* DATASET EXTRACT *

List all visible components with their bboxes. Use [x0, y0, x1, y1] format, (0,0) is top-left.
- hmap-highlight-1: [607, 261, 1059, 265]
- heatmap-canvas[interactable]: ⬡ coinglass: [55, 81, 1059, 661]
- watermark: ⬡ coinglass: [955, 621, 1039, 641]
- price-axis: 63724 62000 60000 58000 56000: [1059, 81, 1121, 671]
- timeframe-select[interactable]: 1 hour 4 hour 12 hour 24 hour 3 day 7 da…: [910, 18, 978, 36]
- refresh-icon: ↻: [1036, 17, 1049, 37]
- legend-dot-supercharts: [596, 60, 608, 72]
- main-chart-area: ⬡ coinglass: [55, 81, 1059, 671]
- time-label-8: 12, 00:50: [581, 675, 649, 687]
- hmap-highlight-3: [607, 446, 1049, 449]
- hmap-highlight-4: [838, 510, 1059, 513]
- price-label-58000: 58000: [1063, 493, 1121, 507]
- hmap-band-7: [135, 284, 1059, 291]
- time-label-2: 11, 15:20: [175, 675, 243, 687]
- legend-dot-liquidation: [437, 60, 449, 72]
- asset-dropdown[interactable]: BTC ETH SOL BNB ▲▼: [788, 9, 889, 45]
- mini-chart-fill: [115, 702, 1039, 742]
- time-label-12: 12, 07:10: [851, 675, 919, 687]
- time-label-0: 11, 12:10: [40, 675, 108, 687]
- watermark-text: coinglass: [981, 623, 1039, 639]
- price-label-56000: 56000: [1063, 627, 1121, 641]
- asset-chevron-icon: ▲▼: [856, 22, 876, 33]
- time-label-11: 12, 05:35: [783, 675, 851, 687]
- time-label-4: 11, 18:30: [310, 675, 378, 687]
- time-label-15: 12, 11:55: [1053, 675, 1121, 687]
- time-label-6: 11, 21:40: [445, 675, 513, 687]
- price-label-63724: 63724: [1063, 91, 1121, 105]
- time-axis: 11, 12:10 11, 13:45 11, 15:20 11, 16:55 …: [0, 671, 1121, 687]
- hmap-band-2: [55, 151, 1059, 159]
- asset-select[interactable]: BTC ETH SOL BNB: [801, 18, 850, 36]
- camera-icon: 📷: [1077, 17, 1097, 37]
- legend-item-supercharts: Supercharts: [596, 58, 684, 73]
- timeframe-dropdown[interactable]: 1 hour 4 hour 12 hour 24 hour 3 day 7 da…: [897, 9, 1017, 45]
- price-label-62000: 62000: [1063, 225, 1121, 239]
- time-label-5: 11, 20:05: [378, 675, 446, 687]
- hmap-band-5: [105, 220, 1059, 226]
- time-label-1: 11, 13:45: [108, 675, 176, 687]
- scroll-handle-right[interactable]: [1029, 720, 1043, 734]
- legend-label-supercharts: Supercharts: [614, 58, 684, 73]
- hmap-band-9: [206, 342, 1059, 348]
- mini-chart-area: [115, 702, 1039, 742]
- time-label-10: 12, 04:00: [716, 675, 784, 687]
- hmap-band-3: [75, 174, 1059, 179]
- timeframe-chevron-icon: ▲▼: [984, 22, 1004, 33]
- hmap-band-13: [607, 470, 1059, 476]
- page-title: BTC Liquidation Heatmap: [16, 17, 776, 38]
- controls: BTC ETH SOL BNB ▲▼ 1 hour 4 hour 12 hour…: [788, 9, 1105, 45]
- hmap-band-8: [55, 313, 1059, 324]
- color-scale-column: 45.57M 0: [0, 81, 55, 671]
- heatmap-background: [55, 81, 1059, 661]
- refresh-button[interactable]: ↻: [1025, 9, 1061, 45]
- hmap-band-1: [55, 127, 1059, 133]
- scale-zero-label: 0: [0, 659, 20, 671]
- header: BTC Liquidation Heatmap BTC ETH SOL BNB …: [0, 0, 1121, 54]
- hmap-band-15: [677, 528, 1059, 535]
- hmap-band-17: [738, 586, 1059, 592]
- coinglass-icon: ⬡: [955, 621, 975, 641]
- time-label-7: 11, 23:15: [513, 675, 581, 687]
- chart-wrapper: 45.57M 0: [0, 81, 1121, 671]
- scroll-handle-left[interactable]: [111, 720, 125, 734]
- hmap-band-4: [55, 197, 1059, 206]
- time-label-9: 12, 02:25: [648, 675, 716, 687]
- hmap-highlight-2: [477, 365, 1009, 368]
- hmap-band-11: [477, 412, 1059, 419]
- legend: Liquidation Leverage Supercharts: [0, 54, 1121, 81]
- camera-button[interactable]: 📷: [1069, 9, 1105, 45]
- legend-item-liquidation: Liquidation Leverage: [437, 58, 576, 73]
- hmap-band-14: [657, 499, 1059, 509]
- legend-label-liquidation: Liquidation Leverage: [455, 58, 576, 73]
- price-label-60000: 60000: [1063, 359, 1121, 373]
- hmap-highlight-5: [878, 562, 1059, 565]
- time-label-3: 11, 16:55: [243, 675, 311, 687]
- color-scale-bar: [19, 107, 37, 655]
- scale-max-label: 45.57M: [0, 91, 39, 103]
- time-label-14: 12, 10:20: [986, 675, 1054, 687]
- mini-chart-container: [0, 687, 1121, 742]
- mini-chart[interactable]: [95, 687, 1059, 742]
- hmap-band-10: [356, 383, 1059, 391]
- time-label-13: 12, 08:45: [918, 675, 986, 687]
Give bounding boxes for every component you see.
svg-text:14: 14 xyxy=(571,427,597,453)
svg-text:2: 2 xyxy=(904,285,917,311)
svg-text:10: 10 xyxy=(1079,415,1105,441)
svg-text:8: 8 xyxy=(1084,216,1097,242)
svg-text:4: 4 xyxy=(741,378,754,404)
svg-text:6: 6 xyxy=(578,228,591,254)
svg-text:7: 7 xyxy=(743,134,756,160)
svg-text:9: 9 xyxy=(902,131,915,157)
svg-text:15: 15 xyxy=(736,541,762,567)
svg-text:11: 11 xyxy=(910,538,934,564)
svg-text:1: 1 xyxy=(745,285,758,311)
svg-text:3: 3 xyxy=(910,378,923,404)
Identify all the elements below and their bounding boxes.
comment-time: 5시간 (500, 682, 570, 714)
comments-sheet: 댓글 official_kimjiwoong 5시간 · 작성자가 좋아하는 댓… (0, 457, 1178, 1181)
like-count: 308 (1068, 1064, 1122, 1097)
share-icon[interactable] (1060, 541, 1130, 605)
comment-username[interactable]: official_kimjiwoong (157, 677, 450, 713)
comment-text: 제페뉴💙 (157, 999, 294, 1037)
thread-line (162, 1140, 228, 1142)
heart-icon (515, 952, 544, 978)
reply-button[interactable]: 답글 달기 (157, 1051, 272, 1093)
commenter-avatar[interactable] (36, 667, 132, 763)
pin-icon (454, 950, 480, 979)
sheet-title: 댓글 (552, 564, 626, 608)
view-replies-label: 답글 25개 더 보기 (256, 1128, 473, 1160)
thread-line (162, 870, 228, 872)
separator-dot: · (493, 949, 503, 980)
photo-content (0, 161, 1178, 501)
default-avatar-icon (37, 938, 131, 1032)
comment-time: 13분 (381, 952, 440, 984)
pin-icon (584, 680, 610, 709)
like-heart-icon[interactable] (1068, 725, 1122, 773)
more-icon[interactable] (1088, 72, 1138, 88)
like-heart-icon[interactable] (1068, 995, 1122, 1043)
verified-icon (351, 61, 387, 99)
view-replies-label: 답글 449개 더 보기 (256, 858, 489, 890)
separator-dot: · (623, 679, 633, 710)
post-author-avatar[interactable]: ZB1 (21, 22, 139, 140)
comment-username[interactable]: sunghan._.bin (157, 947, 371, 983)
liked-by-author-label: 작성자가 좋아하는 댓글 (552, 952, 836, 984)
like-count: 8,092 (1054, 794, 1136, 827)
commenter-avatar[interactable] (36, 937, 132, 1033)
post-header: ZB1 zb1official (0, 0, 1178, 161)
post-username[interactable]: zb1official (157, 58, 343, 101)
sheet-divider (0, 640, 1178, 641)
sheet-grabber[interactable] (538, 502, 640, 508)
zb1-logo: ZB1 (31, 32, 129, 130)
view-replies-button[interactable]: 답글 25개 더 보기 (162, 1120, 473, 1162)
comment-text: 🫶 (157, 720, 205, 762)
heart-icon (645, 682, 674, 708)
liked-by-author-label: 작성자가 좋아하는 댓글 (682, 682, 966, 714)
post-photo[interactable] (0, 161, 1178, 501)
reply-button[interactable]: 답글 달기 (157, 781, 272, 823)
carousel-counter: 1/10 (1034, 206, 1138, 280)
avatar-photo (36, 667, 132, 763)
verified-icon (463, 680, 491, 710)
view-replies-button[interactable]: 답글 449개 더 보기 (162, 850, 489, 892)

* TASK TO CARRY OUT *
Quote the records above word for word, beginning with their first line and ending with the line that contains "- scroll-handle-right[interactable]: [1029, 720, 1043, 734]".

* EXERCISE OUTPUT *
List all visible components with their bboxes. Use [x0, y0, x1, y1] format, (0,0) is top-left.
- hmap-highlight-1: [607, 261, 1059, 265]
- heatmap-canvas[interactable]: ⬡ coinglass: [55, 81, 1059, 661]
- watermark: ⬡ coinglass: [955, 621, 1039, 641]
- price-axis: 63724 62000 60000 58000 56000: [1059, 81, 1121, 671]
- timeframe-select[interactable]: 1 hour 4 hour 12 hour 24 hour 3 day 7 da…: [910, 18, 978, 36]
- refresh-icon: ↻: [1036, 17, 1049, 37]
- legend-dot-supercharts: [596, 60, 608, 72]
- main-chart-area: ⬡ coinglass: [55, 81, 1059, 671]
- time-label-8: 12, 00:50: [581, 675, 649, 687]
- hmap-highlight-3: [607, 446, 1049, 449]
- hmap-highlight-4: [838, 510, 1059, 513]
- price-label-58000: 58000: [1063, 493, 1121, 507]
- hmap-band-7: [135, 284, 1059, 291]
- time-label-2: 11, 15:20: [175, 675, 243, 687]
- legend-dot-liquidation: [437, 60, 449, 72]
- asset-dropdown[interactable]: BTC ETH SOL BNB ▲▼: [788, 9, 889, 45]
- mini-chart-fill: [115, 702, 1039, 742]
- time-label-12: 12, 07:10: [851, 675, 919, 687]
- time-label-0: 11, 12:10: [40, 675, 108, 687]
- watermark-text: coinglass: [981, 623, 1039, 639]
- price-label-56000: 56000: [1063, 627, 1121, 641]
- asset-chevron-icon: ▲▼: [856, 22, 876, 33]
- time-label-11: 12, 05:35: [783, 675, 851, 687]
- time-label-4: 11, 18:30: [310, 675, 378, 687]
- time-label-15: 12, 11:55: [1053, 675, 1121, 687]
- time-label-6: 11, 21:40: [445, 675, 513, 687]
- price-label-63724: 63724: [1063, 91, 1121, 105]
- time-axis: 11, 12:10 11, 13:45 11, 15:20 11, 16:55 …: [0, 671, 1121, 687]
- hmap-band-2: [55, 151, 1059, 159]
- asset-select[interactable]: BTC ETH SOL BNB: [801, 18, 850, 36]
- camera-icon: 📷: [1077, 17, 1097, 37]
- legend-item-supercharts: Supercharts: [596, 58, 684, 73]
- timeframe-dropdown[interactable]: 1 hour 4 hour 12 hour 24 hour 3 day 7 da…: [897, 9, 1017, 45]
- price-label-62000: 62000: [1063, 225, 1121, 239]
- time-label-5: 11, 20:05: [378, 675, 446, 687]
- hmap-band-5: [105, 220, 1059, 226]
- time-label-1: 11, 13:45: [108, 675, 176, 687]
- scroll-handle-right[interactable]: [1029, 720, 1043, 734]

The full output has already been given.